◆ **MATERIAL FOR THIS TASK**
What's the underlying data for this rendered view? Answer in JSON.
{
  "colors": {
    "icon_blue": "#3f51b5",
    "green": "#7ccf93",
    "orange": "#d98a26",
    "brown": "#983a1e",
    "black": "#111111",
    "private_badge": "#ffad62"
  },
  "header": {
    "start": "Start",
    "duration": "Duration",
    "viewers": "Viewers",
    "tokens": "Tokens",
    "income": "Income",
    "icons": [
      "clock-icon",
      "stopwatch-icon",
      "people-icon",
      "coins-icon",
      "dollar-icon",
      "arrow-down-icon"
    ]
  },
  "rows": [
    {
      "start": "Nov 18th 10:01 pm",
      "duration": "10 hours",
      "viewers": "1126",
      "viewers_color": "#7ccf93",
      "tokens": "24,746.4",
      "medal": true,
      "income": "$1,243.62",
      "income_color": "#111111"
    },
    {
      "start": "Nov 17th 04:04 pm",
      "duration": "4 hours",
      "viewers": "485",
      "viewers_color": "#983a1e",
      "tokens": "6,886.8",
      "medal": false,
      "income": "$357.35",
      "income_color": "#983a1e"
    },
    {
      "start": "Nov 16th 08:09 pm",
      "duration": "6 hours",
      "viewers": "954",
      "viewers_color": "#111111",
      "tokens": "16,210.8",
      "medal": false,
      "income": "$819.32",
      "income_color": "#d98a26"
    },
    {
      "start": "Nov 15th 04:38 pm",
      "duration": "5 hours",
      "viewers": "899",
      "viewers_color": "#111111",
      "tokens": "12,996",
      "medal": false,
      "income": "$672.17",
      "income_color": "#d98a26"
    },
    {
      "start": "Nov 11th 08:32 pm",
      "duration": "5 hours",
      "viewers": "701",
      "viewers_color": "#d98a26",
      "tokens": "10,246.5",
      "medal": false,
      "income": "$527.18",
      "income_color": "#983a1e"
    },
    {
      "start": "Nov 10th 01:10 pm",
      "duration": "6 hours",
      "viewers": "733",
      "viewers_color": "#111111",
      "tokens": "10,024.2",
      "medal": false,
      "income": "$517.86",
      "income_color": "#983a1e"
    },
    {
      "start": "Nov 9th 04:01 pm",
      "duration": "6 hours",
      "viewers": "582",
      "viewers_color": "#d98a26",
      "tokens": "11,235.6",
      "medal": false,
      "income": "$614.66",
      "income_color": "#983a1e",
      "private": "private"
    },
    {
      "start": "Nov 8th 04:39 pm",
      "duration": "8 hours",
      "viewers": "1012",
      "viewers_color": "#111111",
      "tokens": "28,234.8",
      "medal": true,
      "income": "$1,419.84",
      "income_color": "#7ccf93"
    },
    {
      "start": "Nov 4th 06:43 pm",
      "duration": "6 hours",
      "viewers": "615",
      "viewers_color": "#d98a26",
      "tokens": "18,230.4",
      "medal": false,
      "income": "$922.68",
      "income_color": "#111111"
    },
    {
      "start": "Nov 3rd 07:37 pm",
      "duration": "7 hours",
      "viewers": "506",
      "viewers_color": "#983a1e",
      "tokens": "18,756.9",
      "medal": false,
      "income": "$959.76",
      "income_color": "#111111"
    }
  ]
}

◆ **TO BE DONE**
State how many lines of the listing above hold the word "start", with nothing but the number.

◆ **FINAL ANSWER**
11